Stated exercise:
Lines containing the word "Question" are the ones to copy from the records below.
□ □ □ □ □ □ □
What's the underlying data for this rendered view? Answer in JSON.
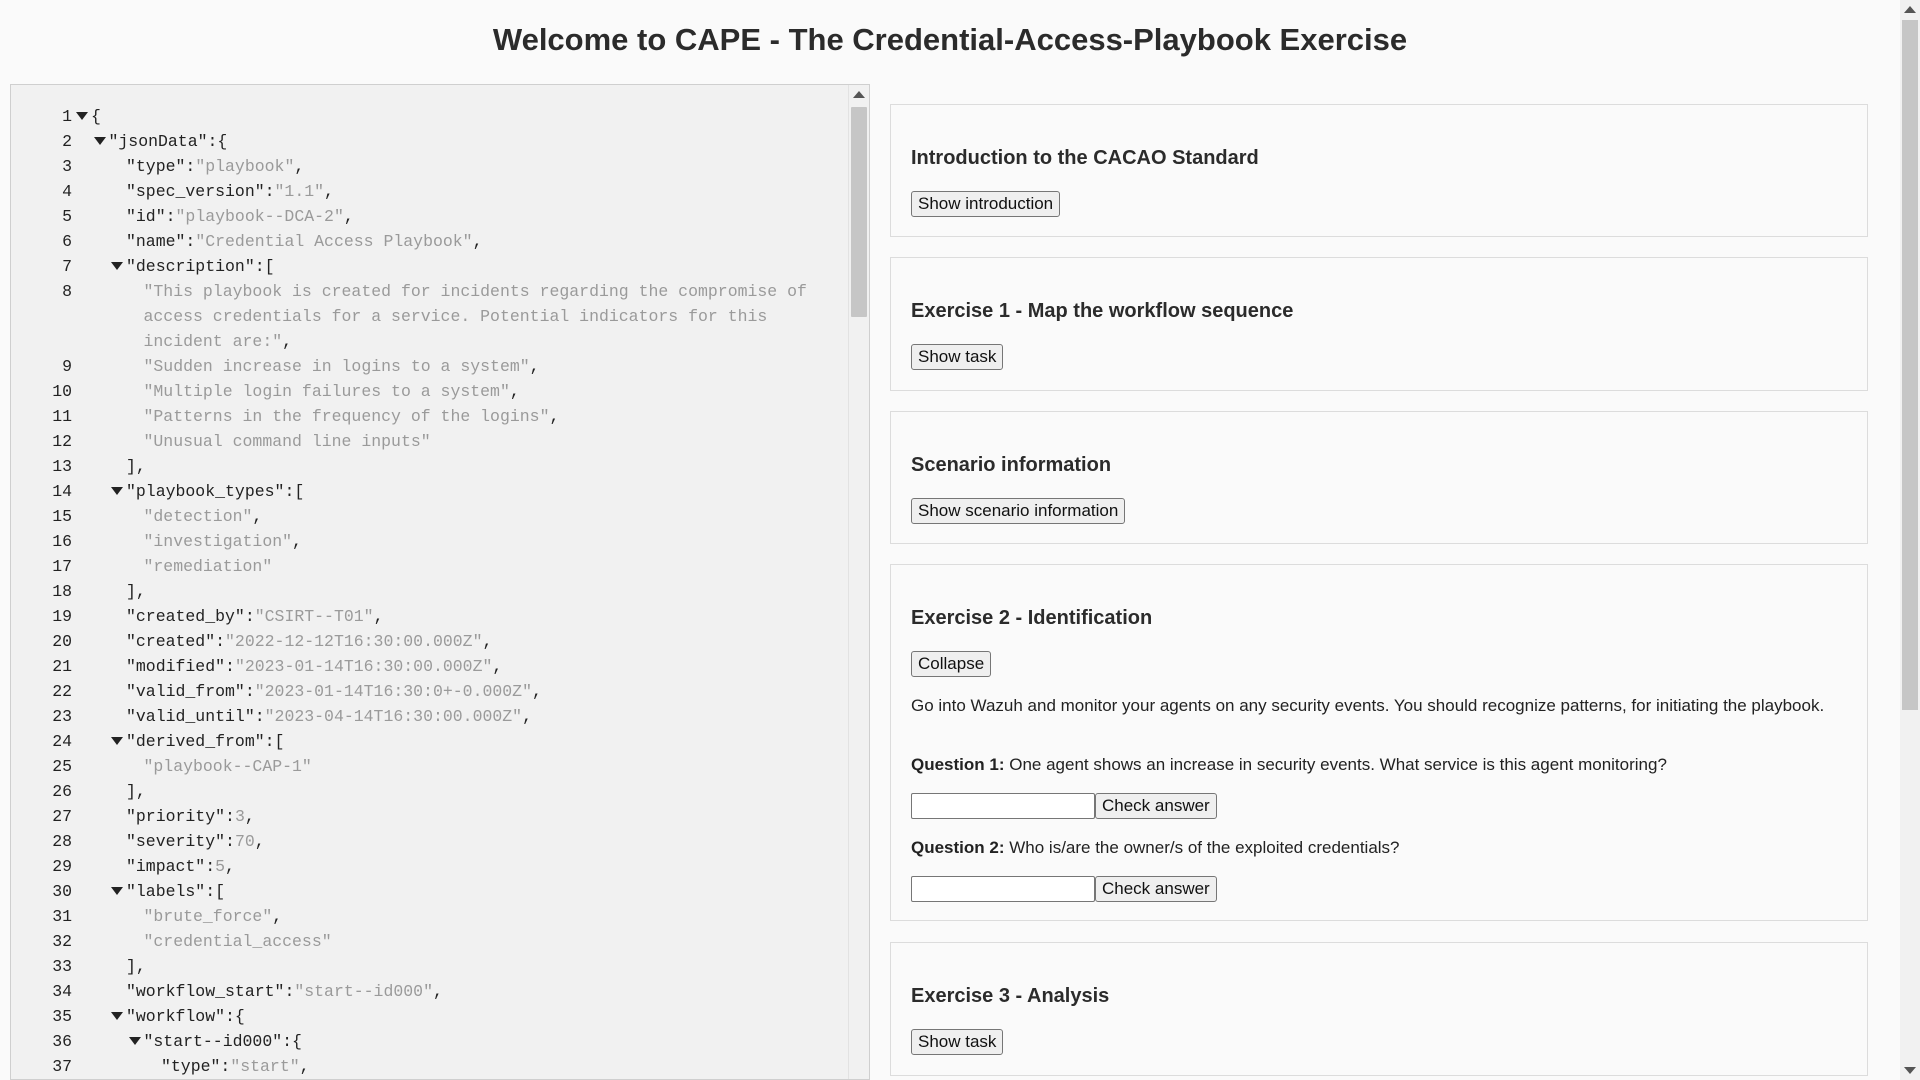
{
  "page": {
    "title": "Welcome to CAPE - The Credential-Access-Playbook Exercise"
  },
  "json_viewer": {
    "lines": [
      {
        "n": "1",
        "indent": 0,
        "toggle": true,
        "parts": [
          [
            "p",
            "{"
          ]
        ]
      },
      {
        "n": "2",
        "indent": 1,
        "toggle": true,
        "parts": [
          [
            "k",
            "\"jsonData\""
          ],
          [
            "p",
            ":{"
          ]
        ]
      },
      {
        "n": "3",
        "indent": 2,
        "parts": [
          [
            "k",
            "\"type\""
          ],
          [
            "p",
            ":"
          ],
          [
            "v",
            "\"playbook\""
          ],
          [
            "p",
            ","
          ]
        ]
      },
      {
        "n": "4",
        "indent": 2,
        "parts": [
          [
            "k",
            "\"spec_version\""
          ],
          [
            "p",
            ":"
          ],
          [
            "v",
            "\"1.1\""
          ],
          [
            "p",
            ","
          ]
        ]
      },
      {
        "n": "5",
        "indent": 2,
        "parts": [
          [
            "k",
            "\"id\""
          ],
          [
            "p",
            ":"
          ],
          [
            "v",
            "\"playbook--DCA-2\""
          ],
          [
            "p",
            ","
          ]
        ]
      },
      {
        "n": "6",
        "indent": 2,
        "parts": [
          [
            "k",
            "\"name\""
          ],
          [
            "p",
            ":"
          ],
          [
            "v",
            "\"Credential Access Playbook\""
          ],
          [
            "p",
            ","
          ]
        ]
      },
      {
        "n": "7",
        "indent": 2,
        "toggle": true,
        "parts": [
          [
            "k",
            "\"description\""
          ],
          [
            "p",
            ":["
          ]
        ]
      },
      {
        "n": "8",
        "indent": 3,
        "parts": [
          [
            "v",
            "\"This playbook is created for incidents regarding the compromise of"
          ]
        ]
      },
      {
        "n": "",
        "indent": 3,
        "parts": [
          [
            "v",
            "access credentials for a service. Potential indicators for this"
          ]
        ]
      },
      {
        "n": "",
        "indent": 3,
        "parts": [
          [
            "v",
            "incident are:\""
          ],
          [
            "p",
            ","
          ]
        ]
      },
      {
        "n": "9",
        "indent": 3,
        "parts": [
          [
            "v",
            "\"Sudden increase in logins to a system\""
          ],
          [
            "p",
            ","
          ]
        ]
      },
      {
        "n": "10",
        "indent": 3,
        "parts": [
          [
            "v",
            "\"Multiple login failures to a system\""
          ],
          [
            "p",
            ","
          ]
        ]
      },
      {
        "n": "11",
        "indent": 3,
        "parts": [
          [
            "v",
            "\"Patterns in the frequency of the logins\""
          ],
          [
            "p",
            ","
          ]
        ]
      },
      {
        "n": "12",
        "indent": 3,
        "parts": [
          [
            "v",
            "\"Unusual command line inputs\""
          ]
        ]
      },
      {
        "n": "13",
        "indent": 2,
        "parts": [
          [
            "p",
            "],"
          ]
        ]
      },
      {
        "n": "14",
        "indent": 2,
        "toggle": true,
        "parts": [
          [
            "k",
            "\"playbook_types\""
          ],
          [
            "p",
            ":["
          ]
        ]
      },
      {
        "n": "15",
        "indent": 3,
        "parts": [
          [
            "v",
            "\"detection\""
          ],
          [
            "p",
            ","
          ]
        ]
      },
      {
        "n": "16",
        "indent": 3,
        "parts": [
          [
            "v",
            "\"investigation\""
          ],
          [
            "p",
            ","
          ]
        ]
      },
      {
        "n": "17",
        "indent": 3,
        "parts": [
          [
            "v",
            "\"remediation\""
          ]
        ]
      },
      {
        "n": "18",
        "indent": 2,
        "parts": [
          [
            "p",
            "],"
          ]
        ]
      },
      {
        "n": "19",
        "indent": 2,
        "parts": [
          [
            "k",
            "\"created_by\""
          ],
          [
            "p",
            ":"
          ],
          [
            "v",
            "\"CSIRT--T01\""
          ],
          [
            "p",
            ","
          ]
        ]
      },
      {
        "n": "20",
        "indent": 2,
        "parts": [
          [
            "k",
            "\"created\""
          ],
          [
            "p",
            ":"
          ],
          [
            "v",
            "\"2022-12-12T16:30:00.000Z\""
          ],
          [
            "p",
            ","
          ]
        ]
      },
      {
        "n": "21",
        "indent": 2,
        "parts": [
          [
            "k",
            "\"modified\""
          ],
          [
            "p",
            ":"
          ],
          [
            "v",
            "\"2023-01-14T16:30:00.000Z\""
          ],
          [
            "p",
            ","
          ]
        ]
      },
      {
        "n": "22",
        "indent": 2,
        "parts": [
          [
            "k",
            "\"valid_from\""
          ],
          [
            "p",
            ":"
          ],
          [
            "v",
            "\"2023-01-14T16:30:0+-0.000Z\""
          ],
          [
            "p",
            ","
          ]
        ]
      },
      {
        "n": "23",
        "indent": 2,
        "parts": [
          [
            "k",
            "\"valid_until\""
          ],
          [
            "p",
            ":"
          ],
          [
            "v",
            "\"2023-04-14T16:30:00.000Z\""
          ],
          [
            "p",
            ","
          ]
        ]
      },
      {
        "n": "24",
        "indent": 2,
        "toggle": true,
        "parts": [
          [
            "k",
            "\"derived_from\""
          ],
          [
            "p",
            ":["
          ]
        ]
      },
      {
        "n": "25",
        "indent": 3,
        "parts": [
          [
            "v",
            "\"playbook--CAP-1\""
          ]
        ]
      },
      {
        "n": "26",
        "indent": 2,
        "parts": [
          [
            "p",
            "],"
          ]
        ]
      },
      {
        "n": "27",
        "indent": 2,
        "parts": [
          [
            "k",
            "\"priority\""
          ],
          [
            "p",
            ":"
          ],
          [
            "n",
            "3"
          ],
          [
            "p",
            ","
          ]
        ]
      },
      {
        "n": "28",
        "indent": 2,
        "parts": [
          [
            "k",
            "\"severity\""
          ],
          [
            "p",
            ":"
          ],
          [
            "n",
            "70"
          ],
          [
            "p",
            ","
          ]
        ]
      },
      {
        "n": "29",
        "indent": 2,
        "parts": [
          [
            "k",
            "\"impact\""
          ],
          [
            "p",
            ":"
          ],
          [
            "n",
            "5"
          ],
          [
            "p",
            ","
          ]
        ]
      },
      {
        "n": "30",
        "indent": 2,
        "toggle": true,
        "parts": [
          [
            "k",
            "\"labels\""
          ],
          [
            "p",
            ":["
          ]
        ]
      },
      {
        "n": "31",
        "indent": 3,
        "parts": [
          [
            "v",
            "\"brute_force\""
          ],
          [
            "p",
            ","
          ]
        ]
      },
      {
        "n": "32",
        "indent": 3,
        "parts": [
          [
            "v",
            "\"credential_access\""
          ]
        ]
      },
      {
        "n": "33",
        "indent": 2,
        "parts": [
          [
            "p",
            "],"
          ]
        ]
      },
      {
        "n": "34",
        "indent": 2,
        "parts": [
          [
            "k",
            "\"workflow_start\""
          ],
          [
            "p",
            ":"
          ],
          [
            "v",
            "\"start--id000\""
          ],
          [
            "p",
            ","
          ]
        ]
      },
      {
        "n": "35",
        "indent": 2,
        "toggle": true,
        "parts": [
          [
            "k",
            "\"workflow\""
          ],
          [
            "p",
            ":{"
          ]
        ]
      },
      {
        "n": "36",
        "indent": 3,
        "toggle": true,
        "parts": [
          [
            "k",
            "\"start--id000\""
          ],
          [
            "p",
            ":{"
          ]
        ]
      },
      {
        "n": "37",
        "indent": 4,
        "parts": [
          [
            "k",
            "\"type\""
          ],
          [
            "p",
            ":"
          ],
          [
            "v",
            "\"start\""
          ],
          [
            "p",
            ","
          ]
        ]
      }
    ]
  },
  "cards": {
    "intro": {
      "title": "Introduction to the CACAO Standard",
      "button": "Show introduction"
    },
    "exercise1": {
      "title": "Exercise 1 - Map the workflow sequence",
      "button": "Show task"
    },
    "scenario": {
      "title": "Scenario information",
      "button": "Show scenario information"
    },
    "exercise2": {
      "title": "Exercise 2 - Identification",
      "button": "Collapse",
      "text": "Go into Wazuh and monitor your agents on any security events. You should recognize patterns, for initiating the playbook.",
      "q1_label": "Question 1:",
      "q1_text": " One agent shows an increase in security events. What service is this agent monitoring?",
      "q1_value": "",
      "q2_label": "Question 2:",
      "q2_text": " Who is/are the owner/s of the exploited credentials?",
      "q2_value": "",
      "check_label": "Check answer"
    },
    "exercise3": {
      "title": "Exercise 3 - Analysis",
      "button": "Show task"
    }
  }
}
□ □ □ □ □ □ □
Solution for this problem:
      "q1_label": "Question 1:",
      "q2_label": "Question 2:",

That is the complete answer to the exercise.